(Written problem) Pictures stay out of your copy, but everything else in the records below must be repeated exactly.
** Start of Data section **
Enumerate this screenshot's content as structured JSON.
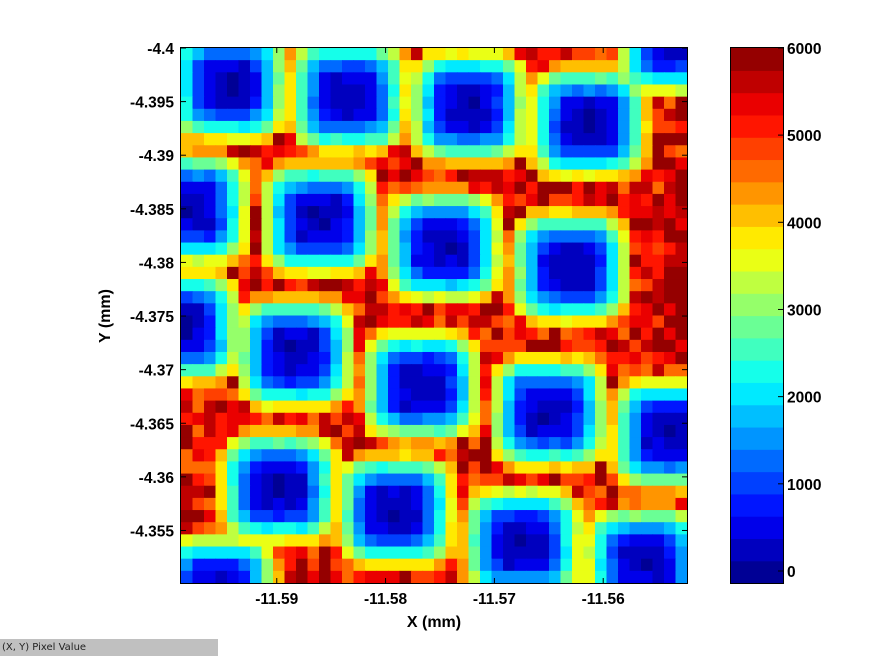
{
  "status_bar": {
    "text": "(X, Y)  Pixel Value"
  },
  "chart_data": {
    "type": "heatmap",
    "title": "",
    "xlabel": "X (mm)",
    "ylabel": "Y (mm)",
    "xlim": [
      -11.5988,
      -11.5523
    ],
    "ylim": [
      -4.4,
      -4.3501
    ],
    "y_direction": "reversed",
    "xticks": [
      -11.59,
      -11.58,
      -11.57,
      -11.56
    ],
    "xtick_labels": [
      "-11.59",
      "-11.58",
      "-11.57",
      "-11.56"
    ],
    "yticks": [
      -4.4,
      -4.395,
      -4.39,
      -4.385,
      -4.38,
      -4.375,
      -4.37,
      -4.365,
      -4.36,
      -4.355
    ],
    "ytick_labels": [
      "-4.4",
      "-4.395",
      "-4.39",
      "-4.385",
      "-4.38",
      "-4.375",
      "-4.37",
      "-4.365",
      "-4.36",
      "-4.355"
    ],
    "grid": false,
    "colorbar": {
      "position": "right",
      "range": [
        0,
        6000
      ],
      "ticks": [
        0,
        1000,
        2000,
        3000,
        4000,
        5000,
        6000
      ],
      "tick_labels": [
        "0",
        "1000",
        "2000",
        "3000",
        "4000",
        "5000",
        "6000"
      ],
      "colormap": "jet",
      "levels": 24
    },
    "pattern": {
      "description_values": "periodic lattice of low-intensity (~100-1500) rounded-square wells surrounded by high-intensity (~4500-6000) background",
      "well_centers": [
        {
          "x": -11.5944,
          "y": -4.3965
        },
        {
          "x": -11.5834,
          "y": -4.3955
        },
        {
          "x": -11.5724,
          "y": -4.3945
        },
        {
          "x": -11.5614,
          "y": -4.393
        },
        {
          "x": -11.598,
          "y": -4.385
        },
        {
          "x": -11.586,
          "y": -4.384
        },
        {
          "x": -11.5747,
          "y": -4.3815
        },
        {
          "x": -11.563,
          "y": -4.3795
        },
        {
          "x": -11.5988,
          "y": -4.374
        },
        {
          "x": -11.5883,
          "y": -4.3715
        },
        {
          "x": -11.5767,
          "y": -4.3685
        },
        {
          "x": -11.565,
          "y": -4.366
        },
        {
          "x": -11.5538,
          "y": -4.364
        },
        {
          "x": -11.5898,
          "y": -4.359
        },
        {
          "x": -11.5791,
          "y": -4.3568
        },
        {
          "x": -11.5674,
          "y": -4.3538
        },
        {
          "x": -11.5562,
          "y": -4.352
        },
        {
          "x": -11.5955,
          "y": -4.3493
        },
        {
          "x": -11.5533,
          "y": -4.4008
        }
      ],
      "well_min_value": 150,
      "background_value": 5300
    }
  }
}
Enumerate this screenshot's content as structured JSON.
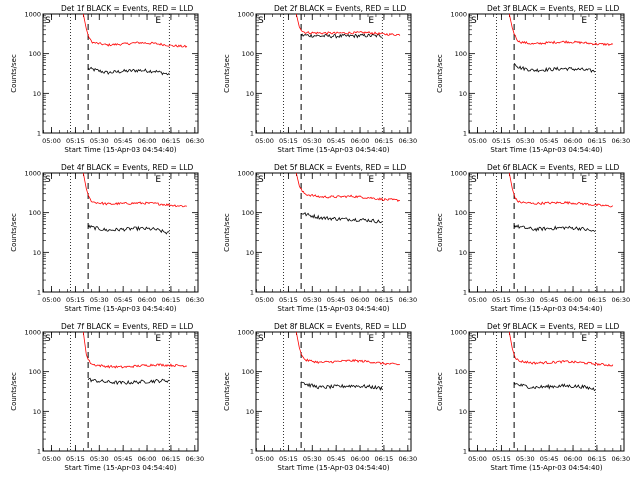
** End of Data section **
(Solution to the exercise)
Enumerate this screenshot's content as structured JSON.
{
  "status_bar": {
    "text": "(X, Y)  Pixel Value"
  },
  "chart_data": {
    "type": "heatmap",
    "title": "",
    "xlabel": "X (mm)",
    "ylabel": "Y (mm)",
    "xlim": [
      -11.5988,
      -11.5523
    ],
    "ylim": [
      -4.4,
      -4.3501
    ],
    "y_direction": "reversed",
    "xticks": [
      -11.59,
      -11.58,
      -11.57,
      -11.56
    ],
    "xtick_labels": [
      "-11.59",
      "-11.58",
      "-11.57",
      "-11.56"
    ],
    "yticks": [
      -4.4,
      -4.395,
      -4.39,
      -4.385,
      -4.38,
      -4.375,
      -4.37,
      -4.365,
      -4.36,
      -4.355
    ],
    "ytick_labels": [
      "-4.4",
      "-4.395",
      "-4.39",
      "-4.385",
      "-4.38",
      "-4.375",
      "-4.37",
      "-4.365",
      "-4.36",
      "-4.355"
    ],
    "grid": false,
    "colorbar": {
      "position": "right",
      "range": [
        0,
        6000
      ],
      "ticks": [
        0,
        1000,
        2000,
        3000,
        4000,
        5000,
        6000
      ],
      "tick_labels": [
        "0",
        "1000",
        "2000",
        "3000",
        "4000",
        "5000",
        "6000"
      ],
      "colormap": "jet",
      "levels": 24
    },
    "pattern": {
      "description_values": "periodic lattice of low-intensity (~100-1500) rounded-square wells surrounded by high-intensity (~4500-6000) background",
      "well_centers": [
        {
          "x": -11.5944,
          "y": -4.3965
        },
        {
          "x": -11.5834,
          "y": -4.3955
        },
        {
          "x": -11.5724,
          "y": -4.3945
        },
        {
          "x": -11.5614,
          "y": -4.393
        },
        {
          "x": -11.598,
          "y": -4.385
        },
        {
          "x": -11.586,
          "y": -4.384
        },
        {
          "x": -11.5747,
          "y": -4.3815
        },
        {
          "x": -11.563,
          "y": -4.3795
        },
        {
          "x": -11.5988,
          "y": -4.374
        },
        {
          "x": -11.5883,
          "y": -4.3715
        },
        {
          "x": -11.5767,
          "y": -4.3685
        },
        {
          "x": -11.565,
          "y": -4.366
        },
        {
          "x": -11.5538,
          "y": -4.364
        },
        {
          "x": -11.5898,
          "y": -4.359
        },
        {
          "x": -11.5791,
          "y": -4.3568
        },
        {
          "x": -11.5674,
          "y": -4.3538
        },
        {
          "x": -11.5562,
          "y": -4.352
        },
        {
          "x": -11.5955,
          "y": -4.3493
        },
        {
          "x": -11.5533,
          "y": -4.4008
        }
      ],
      "well_min_value": 150,
      "background_value": 5300
    }
  }
}
Enumerate this screenshot's content as structured JSON.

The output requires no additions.